> _RAW DATA_:

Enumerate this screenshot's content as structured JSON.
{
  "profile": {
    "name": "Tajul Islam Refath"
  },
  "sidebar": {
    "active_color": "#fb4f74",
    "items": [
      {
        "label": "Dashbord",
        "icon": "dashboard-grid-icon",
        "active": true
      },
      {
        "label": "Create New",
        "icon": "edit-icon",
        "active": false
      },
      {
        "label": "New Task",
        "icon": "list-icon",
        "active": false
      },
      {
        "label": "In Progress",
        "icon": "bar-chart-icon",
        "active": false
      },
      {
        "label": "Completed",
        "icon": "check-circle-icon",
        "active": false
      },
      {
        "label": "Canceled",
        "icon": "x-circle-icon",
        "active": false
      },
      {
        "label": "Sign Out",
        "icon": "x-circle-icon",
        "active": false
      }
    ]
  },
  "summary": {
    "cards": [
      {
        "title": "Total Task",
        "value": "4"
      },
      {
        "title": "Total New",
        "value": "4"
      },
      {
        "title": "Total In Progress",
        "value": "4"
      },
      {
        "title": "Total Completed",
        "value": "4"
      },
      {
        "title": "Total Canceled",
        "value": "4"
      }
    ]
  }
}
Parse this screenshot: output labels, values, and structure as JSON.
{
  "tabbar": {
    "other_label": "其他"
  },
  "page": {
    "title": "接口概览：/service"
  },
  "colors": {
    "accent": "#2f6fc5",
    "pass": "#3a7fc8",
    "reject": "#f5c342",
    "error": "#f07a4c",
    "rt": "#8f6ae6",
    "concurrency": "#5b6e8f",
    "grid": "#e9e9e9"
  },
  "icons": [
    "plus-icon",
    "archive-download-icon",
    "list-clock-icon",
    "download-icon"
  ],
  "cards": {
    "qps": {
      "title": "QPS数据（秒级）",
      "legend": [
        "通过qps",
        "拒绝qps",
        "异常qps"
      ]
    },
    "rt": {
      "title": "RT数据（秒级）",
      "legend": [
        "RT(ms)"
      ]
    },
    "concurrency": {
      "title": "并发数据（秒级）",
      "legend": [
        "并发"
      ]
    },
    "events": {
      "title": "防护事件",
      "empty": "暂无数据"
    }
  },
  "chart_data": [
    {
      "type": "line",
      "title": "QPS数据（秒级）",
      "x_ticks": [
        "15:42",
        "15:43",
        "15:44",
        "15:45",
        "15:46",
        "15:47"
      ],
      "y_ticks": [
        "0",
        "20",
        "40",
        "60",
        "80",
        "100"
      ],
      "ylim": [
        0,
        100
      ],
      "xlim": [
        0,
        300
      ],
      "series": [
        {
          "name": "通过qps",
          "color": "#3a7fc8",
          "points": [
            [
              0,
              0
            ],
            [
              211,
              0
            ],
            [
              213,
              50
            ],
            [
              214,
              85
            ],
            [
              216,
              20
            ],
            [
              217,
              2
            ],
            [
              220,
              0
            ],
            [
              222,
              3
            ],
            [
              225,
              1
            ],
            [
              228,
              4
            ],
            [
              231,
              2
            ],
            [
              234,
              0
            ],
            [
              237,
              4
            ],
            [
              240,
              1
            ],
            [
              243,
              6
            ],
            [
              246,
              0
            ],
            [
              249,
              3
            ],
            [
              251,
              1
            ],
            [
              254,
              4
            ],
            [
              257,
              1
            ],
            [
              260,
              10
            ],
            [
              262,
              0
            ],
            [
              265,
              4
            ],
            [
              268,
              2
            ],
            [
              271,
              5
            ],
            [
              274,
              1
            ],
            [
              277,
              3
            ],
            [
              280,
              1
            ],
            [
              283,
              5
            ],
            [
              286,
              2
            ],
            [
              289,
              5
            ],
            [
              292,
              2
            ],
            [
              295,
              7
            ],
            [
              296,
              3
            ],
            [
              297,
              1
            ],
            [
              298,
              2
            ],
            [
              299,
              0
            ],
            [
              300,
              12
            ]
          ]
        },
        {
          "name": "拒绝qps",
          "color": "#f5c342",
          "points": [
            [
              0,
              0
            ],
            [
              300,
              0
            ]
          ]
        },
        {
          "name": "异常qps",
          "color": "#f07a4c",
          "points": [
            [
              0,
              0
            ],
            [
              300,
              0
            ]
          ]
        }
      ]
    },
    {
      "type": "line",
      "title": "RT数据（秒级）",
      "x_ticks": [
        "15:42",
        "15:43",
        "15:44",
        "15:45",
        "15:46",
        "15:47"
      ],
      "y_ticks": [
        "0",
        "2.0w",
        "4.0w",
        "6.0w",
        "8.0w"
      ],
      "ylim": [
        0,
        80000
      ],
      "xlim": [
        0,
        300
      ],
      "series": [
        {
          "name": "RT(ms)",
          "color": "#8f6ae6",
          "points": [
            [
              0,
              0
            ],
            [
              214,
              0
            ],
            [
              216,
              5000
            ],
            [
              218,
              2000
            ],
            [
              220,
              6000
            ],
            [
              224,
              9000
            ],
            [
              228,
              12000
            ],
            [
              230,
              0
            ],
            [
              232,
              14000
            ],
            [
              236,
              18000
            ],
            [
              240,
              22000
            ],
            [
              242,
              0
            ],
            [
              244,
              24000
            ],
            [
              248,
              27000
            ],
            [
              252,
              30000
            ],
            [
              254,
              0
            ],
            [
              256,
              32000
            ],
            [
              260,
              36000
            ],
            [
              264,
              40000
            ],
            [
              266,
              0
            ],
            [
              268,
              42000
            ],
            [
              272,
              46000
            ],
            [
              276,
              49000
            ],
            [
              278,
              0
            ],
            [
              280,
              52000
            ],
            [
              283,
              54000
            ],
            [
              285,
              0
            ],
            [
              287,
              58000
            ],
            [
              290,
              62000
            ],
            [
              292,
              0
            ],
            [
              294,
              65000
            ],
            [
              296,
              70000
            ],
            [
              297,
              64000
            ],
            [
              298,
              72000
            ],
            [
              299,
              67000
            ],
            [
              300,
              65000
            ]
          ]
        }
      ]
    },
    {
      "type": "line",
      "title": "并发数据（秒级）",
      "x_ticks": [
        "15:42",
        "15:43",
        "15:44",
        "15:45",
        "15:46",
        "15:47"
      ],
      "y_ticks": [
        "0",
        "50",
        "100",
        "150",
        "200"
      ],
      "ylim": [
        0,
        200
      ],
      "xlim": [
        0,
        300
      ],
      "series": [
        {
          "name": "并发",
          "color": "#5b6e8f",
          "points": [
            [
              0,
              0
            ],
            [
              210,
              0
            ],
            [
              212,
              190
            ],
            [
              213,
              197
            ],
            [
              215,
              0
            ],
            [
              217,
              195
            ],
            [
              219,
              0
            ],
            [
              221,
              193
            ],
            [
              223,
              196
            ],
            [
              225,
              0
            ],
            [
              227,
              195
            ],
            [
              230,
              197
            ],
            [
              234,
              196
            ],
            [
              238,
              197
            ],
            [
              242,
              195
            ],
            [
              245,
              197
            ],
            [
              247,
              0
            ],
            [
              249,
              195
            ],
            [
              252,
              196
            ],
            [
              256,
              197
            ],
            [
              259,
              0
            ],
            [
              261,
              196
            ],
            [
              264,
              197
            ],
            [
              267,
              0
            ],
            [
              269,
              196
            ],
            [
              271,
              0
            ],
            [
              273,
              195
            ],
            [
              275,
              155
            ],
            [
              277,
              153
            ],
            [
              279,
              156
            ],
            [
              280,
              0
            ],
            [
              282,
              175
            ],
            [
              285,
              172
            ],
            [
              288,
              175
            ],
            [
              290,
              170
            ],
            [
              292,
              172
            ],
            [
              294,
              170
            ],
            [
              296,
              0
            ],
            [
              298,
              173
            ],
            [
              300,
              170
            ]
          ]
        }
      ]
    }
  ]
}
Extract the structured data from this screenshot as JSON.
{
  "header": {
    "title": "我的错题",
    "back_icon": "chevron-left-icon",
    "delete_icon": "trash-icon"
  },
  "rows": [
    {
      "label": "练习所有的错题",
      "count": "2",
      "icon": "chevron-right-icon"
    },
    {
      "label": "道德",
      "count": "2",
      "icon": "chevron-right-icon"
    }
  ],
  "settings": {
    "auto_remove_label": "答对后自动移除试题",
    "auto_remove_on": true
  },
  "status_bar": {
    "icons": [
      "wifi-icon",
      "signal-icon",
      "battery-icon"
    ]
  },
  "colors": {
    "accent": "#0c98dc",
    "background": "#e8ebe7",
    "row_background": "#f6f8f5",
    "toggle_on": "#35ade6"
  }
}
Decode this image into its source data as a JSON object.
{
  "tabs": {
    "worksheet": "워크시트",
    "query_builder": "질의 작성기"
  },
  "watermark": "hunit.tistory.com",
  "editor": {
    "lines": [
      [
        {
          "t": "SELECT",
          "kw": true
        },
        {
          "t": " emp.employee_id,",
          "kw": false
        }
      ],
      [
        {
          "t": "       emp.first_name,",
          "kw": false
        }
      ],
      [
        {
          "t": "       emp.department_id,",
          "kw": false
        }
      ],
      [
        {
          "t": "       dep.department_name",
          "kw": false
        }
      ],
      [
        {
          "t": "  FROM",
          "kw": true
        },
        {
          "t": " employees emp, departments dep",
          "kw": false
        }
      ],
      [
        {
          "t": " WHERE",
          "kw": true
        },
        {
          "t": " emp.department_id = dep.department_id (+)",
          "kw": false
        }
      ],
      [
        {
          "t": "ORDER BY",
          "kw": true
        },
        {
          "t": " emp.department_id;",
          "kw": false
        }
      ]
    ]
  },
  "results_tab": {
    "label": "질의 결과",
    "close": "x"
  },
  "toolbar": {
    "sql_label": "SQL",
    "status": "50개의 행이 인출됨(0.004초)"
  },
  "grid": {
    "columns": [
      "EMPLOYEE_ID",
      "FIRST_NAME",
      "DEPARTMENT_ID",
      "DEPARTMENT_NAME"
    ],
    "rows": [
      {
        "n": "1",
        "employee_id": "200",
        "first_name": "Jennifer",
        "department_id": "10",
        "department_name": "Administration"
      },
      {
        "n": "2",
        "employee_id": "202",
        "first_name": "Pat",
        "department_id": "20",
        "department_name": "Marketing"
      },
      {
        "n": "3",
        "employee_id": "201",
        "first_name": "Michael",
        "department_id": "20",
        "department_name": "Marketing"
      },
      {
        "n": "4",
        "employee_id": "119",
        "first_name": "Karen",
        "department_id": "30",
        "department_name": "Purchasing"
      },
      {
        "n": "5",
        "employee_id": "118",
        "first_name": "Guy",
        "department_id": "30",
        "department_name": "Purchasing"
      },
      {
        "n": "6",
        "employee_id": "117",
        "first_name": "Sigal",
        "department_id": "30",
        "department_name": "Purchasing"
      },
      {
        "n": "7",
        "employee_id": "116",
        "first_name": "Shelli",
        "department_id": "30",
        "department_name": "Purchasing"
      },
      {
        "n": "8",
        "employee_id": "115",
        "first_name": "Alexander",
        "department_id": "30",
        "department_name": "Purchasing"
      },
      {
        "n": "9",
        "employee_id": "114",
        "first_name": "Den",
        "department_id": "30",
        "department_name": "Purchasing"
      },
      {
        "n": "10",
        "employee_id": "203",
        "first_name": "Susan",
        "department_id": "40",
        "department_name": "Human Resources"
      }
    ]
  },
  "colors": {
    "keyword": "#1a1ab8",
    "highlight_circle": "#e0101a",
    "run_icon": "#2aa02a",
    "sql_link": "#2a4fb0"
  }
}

> _TASK REQUIREMENTS_: Show all lines from the records above where the word "Total" occurs.

> _RESPONSE_:
        "title": "Total Task",
        "title": "Total New",
        "title": "Total In Progress",
        "title": "Total Completed",
        "title": "Total Canceled",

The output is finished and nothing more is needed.